[Start of Data lines]

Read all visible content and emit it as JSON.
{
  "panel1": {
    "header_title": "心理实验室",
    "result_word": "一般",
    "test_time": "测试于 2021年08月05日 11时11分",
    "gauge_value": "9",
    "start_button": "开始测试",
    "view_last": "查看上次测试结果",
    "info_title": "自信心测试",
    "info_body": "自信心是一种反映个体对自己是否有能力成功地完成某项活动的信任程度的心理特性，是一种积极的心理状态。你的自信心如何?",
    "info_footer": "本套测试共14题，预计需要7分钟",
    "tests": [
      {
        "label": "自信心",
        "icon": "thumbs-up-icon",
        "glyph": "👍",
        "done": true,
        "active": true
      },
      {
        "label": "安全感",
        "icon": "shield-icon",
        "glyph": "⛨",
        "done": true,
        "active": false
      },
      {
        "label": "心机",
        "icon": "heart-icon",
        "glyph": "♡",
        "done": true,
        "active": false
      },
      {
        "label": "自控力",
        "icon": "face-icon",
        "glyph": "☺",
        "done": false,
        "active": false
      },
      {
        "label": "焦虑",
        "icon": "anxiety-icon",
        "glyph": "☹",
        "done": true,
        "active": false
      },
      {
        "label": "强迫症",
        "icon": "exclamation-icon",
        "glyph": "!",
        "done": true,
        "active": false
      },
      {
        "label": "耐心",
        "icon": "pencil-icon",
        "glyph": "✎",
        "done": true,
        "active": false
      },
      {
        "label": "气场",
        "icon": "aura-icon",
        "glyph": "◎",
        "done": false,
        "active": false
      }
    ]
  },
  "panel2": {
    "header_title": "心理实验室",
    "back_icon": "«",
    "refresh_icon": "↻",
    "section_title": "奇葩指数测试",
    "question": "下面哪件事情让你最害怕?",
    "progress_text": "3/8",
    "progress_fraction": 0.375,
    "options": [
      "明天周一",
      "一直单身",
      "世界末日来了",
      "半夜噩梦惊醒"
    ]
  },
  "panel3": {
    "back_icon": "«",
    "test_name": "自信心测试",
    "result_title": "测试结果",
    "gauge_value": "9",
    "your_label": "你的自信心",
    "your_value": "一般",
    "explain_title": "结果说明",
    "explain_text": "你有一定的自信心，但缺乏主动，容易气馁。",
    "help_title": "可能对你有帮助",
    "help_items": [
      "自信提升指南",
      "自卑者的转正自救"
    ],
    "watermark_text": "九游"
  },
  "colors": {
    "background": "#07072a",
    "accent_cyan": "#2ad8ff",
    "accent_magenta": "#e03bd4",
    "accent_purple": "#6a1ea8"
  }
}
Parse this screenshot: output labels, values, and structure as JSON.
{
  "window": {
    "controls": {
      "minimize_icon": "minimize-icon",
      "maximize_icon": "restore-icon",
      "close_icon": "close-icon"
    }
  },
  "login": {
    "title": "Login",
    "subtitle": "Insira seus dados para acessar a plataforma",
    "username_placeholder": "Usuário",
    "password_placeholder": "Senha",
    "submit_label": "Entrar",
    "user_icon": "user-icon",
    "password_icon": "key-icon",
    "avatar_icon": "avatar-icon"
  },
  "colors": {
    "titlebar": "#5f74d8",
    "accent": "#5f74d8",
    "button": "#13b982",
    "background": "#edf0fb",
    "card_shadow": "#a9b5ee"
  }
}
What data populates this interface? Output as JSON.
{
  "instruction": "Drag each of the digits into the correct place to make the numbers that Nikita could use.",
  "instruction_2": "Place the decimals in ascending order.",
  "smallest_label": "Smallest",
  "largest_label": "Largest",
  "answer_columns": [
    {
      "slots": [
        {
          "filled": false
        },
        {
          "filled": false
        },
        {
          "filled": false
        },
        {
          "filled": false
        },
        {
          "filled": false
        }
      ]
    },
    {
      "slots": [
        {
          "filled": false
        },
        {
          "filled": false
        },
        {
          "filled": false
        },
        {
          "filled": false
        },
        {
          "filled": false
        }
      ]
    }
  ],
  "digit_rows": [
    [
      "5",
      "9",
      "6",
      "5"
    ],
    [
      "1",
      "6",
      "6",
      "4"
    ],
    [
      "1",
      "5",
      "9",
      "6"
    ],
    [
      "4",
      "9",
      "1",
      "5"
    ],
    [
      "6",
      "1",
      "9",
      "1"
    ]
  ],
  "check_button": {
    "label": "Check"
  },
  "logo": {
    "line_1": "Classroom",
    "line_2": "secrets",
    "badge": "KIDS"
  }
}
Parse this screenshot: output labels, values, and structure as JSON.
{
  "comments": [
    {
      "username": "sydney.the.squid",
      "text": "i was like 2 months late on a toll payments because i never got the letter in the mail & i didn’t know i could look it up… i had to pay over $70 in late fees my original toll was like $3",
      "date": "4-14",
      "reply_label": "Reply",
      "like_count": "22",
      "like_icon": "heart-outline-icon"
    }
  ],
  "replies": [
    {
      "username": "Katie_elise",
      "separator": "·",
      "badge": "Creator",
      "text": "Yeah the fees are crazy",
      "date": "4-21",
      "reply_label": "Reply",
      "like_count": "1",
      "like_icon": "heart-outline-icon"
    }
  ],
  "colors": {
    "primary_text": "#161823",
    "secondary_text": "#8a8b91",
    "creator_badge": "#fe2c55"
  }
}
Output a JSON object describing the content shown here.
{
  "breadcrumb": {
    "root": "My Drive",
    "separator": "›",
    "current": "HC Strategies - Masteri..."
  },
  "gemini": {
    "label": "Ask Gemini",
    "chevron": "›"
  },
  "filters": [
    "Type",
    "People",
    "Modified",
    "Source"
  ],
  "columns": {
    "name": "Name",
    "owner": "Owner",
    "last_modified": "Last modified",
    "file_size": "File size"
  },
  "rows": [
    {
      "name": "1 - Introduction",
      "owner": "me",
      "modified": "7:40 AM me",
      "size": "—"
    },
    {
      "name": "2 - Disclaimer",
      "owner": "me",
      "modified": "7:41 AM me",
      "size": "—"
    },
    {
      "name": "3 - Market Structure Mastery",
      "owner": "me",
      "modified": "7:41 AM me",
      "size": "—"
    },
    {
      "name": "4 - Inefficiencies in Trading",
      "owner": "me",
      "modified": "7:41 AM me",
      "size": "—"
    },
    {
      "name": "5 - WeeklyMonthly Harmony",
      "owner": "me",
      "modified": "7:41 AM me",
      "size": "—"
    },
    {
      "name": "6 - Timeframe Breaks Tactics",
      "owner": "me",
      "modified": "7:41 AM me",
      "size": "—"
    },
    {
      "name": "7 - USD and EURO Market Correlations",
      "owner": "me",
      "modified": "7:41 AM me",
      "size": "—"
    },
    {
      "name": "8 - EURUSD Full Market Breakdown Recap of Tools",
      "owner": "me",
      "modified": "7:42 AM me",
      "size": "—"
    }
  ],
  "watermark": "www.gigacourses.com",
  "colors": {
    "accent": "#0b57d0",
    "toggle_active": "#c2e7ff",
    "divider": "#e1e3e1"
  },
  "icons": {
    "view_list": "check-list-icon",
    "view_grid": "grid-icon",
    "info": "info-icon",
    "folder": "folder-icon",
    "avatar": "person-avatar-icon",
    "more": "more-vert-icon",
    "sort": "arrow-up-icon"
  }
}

[End of Data lines]

• Required task: Copy down the whole of the data above, matching it exactly.

• Exercise solution:
Read all visible content and emit it as JSON.
{
  "panel1": {
    "header_title": "心理实验室",
    "result_word": "一般",
    "test_time": "测试于 2021年08月05日 11时11分",
    "gauge_value": "9",
    "start_button": "开始测试",
    "view_last": "查看上次测试结果",
    "info_title": "自信心测试",
    "info_body": "自信心是一种反映个体对自己是否有能力成功地完成某项活动的信任程度的心理特性，是一种积极的心理状态。你的自信心如何?",
    "info_footer": "本套测试共14题，预计需要7分钟",
    "tests": [
      {
        "label": "自信心",
        "icon": "thumbs-up-icon",
        "glyph": "👍",
        "done": true,
        "active": true
      },
      {
        "label": "安全感",
        "icon": "shield-icon",
        "glyph": "⛨",
        "done": true,
        "active": false
      },
      {
        "label": "心机",
        "icon": "heart-icon",
        "glyph": "♡",
        "done": true,
        "active": false
      },
      {
        "label": "自控力",
        "icon": "face-icon",
        "glyph": "☺",
        "done": false,
        "active": false
      },
      {
        "label": "焦虑",
        "icon": "anxiety-icon",
        "glyph": "☹",
        "done": true,
        "active": false
      },
      {
        "label": "强迫症",
        "icon": "exclamation-icon",
        "glyph": "!",
        "done": true,
        "active": false
      },
      {
        "label": "耐心",
        "icon": "pencil-icon",
        "glyph": "✎",
        "done": true,
        "active": false
      },
      {
        "label": "气场",
        "icon": "aura-icon",
        "glyph": "◎",
        "done": false,
        "active": false
      }
    ]
  },
  "panel2": {
    "header_title": "心理实验室",
    "back_icon": "«",
    "refresh_icon": "↻",
    "section_title": "奇葩指数测试",
    "question": "下面哪件事情让你最害怕?",
    "progress_text": "3/8",
    "progress_fraction": 0.375,
    "options": [
      "明天周一",
      "一直单身",
      "世界末日来了",
      "半夜噩梦惊醒"
    ]
  },
  "panel3": {
    "back_icon": "«",
    "test_name": "自信心测试",
    "result_title": "测试结果",
    "gauge_value": "9",
    "your_label": "你的自信心",
    "your_value": "一般",
    "explain_title": "结果说明",
    "explain_text": "你有一定的自信心，但缺乏主动，容易气馁。",
    "help_title": "可能对你有帮助",
    "help_items": [
      "自信提升指南",
      "自卑者的转正自救"
    ],
    "watermark_text": "九游"
  },
  "colors": {
    "background": "#07072a",
    "accent_cyan": "#2ad8ff",
    "accent_magenta": "#e03bd4",
    "accent_purple": "#6a1ea8"
  }
}
Parse this screenshot: output labels, values, and structure as JSON.
{
  "window": {
    "controls": {
      "minimize_icon": "minimize-icon",
      "maximize_icon": "restore-icon",
      "close_icon": "close-icon"
    }
  },
  "login": {
    "title": "Login",
    "subtitle": "Insira seus dados para acessar a plataforma",
    "username_placeholder": "Usuário",
    "password_placeholder": "Senha",
    "submit_label": "Entrar",
    "user_icon": "user-icon",
    "password_icon": "key-icon",
    "avatar_icon": "avatar-icon"
  },
  "colors": {
    "titlebar": "#5f74d8",
    "accent": "#5f74d8",
    "button": "#13b982",
    "background": "#edf0fb",
    "card_shadow": "#a9b5ee"
  }
}
What data populates this interface? Output as JSON.
{
  "instruction": "Drag each of the digits into the correct place to make the numbers that Nikita could use.",
  "instruction_2": "Place the decimals in ascending order.",
  "smallest_label": "Smallest",
  "largest_label": "Largest",
  "answer_columns": [
    {
      "slots": [
        {
          "filled": false
        },
        {
          "filled": false
        },
        {
          "filled": false
        },
        {
          "filled": false
        },
        {
          "filled": false
        }
      ]
    },
    {
      "slots": [
        {
          "filled": false
        },
        {
          "filled": false
        },
        {
          "filled": false
        },
        {
          "filled": false
        },
        {
          "filled": false
        }
      ]
    }
  ],
  "digit_rows": [
    [
      "5",
      "9",
      "6",
      "5"
    ],
    [
      "1",
      "6",
      "6",
      "4"
    ],
    [
      "1",
      "5",
      "9",
      "6"
    ],
    [
      "4",
      "9",
      "1",
      "5"
    ],
    [
      "6",
      "1",
      "9",
      "1"
    ]
  ],
  "check_button": {
    "label": "Check"
  },
  "logo": {
    "line_1": "Classroom",
    "line_2": "secrets",
    "badge": "KIDS"
  }
}
Parse this screenshot: output labels, values, and structure as JSON.
{
  "comments": [
    {
      "username": "sydney.the.squid",
      "text": "i was like 2 months late on a toll payments because i never got the letter in the mail & i didn’t know i could look it up… i had to pay over $70 in late fees my original toll was like $3",
      "date": "4-14",
      "reply_label": "Reply",
      "like_count": "22",
      "like_icon": "heart-outline-icon"
    }
  ],
  "replies": [
    {
      "username": "Katie_elise",
      "separator": "·",
      "badge": "Creator",
      "text": "Yeah the fees are crazy",
      "date": "4-21",
      "reply_label": "Reply",
      "like_count": "1",
      "like_icon": "heart-outline-icon"
    }
  ],
  "colors": {
    "primary_text": "#161823",
    "secondary_text": "#8a8b91",
    "creator_badge": "#fe2c55"
  }
}
Output a JSON object describing the content shown here.
{
  "breadcrumb": {
    "root": "My Drive",
    "separator": "›",
    "current": "HC Strategies - Masteri..."
  },
  "gemini": {
    "label": "Ask Gemini",
    "chevron": "›"
  },
  "filters": [
    "Type",
    "People",
    "Modified",
    "Source"
  ],
  "columns": {
    "name": "Name",
    "owner": "Owner",
    "last_modified": "Last modified",
    "file_size": "File size"
  },
  "rows": [
    {
      "name": "1 - Introduction",
      "owner": "me",
      "modified": "7:40 AM me",
      "size": "—"
    },
    {
      "name": "2 - Disclaimer",
      "owner": "me",
      "modified": "7:41 AM me",
      "size": "—"
    },
    {
      "name": "3 - Market Structure Mastery",
      "owner": "me",
      "modified": "7:41 AM me",
      "size": "—"
    },
    {
      "name": "4 - Inefficiencies in Trading",
      "owner": "me",
      "modified": "7:41 AM me",
      "size": "—"
    },
    {
      "name": "5 - WeeklyMonthly Harmony",
      "owner": "me",
      "modified": "7:41 AM me",
      "size": "—"
    },
    {
      "name": "6 - Timeframe Breaks Tactics",
      "owner": "me",
      "modified": "7:41 AM me",
      "size": "—"
    },
    {
      "name": "7 - USD and EURO Market Correlations",
      "owner": "me",
      "modified": "7:41 AM me",
      "size": "—"
    },
    {
      "name": "8 - EURUSD Full Market Breakdown Recap of Tools",
      "owner": "me",
      "modified": "7:42 AM me",
      "size": "—"
    }
  ],
  "watermark": "www.gigacourses.com",
  "colors": {
    "accent": "#0b57d0",
    "toggle_active": "#c2e7ff",
    "divider": "#e1e3e1"
  },
  "icons": {
    "view_list": "check-list-icon",
    "view_grid": "grid-icon",
    "info": "info-icon",
    "folder": "folder-icon",
    "avatar": "person-avatar-icon",
    "more": "more-vert-icon",
    "sort": "arrow-up-icon"
  }
}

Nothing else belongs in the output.